* Request *
Locate the word "固定引桥" in the entries below, then gather every line that holds it.

── Input

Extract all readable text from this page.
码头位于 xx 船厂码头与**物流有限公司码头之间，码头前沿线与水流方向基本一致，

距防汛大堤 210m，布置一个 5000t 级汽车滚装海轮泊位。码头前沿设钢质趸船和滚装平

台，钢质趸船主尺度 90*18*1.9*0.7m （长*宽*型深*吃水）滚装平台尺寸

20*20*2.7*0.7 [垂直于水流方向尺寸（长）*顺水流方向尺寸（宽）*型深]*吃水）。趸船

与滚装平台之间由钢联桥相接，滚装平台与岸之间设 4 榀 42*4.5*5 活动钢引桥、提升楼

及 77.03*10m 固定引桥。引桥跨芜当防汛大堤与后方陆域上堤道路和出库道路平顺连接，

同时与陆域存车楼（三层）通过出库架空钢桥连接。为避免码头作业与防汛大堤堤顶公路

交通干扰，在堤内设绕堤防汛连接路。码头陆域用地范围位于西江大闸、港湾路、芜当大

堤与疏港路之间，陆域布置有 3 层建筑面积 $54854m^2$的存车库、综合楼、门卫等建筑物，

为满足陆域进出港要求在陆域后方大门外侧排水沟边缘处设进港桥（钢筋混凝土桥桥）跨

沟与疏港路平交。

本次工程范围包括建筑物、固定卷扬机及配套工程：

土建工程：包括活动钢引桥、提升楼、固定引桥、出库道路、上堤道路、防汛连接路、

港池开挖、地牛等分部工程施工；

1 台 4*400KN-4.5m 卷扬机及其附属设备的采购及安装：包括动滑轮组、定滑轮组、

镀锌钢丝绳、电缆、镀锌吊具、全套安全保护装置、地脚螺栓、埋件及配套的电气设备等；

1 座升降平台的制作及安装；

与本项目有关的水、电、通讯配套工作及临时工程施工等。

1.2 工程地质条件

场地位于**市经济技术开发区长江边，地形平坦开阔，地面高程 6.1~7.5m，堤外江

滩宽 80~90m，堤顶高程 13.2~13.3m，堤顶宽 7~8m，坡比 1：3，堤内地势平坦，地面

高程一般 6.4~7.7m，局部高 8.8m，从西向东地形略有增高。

────

* Written response *
及 77.03*10m 固定引桥。引桥跨芜当防汛大堤与后方陆域上堤道路和出库道路平顺连接，
土建工程：包括活动钢引桥、提升楼、固定引桥、出库道路、上堤道路、防汛连接路、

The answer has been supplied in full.